** Task brief **
The entries below are to be written out again without alteration.

============================================================

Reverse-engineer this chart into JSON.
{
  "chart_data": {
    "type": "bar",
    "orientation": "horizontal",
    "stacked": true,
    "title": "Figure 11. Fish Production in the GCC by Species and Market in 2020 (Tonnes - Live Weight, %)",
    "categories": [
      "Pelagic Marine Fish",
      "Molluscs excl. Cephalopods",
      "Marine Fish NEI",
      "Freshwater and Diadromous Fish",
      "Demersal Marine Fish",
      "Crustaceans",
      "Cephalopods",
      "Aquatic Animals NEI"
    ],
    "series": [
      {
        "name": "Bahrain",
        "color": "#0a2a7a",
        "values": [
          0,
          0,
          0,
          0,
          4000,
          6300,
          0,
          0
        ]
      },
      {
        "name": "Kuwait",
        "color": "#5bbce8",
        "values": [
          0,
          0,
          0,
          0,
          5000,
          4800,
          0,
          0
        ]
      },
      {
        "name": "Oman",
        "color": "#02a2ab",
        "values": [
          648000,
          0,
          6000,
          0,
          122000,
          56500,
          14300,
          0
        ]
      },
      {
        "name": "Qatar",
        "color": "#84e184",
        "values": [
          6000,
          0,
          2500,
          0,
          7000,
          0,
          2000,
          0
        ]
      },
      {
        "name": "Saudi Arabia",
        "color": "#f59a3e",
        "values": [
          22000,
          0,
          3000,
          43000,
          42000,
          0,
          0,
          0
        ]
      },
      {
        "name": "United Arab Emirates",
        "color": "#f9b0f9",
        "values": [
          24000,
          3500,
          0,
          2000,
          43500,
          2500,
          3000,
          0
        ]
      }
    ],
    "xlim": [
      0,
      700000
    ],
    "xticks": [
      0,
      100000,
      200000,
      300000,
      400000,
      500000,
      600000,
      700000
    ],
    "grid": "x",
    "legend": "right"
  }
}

============================================================

** Solution for this task **
Reverse-engineer this chart into JSON.
{
  "chart_data": {
    "type": "bar",
    "orientation": "horizontal",
    "stacked": true,
    "title": "Figure 11. Fish Production in the GCC by Species and Market in 2020 (Tonnes - Live Weight, %)",
    "categories": [
      "Pelagic Marine Fish",
      "Molluscs excl. Cephalopods",
      "Marine Fish NEI",
      "Freshwater and Diadromous Fish",
      "Demersal Marine Fish",
      "Crustaceans",
      "Cephalopods",
      "Aquatic Animals NEI"
    ],
    "series": [
      {
        "name": "Bahrain",
        "color": "#0a2a7a",
        "values": [
          0,
          0,
          0,
          0,
          4000,
          6300,
          0,
          0
        ]
      },
      {
        "name": "Kuwait",
        "color": "#5bbce8",
        "values": [
          0,
          0,
          0,
          0,
          5000,
          4800,
          0,
          0
        ]
      },
      {
        "name": "Oman",
        "color": "#02a2ab",
        "values": [
          648000,
          0,
          6000,
          0,
          122000,
          56500,
          14300,
          0
        ]
      },
      {
        "name": "Qatar",
        "color": "#84e184",
        "values": [
          6000,
          0,
          2500,
          0,
          7000,
          0,
          2000,
          0
        ]
      },
      {
        "name": "Saudi Arabia",
        "color": "#f59a3e",
        "values": [
          22000,
          0,
          3000,
          43000,
          42000,
          0,
          0,
          0
        ]
      },
      {
        "name": "United Arab Emirates",
        "color": "#f9b0f9",
        "values": [
          24000,
          3500,
          0,
          2000,
          43500,
          2500,
          3000,
          0
        ]
      }
    ],
    "xlim": [
      0,
      700000
    ],
    "xticks": [
      0,
      100000,
      200000,
      300000,
      400000,
      500000,
      600000,
      700000
    ],
    "grid": "x",
    "legend": "right"
  }
}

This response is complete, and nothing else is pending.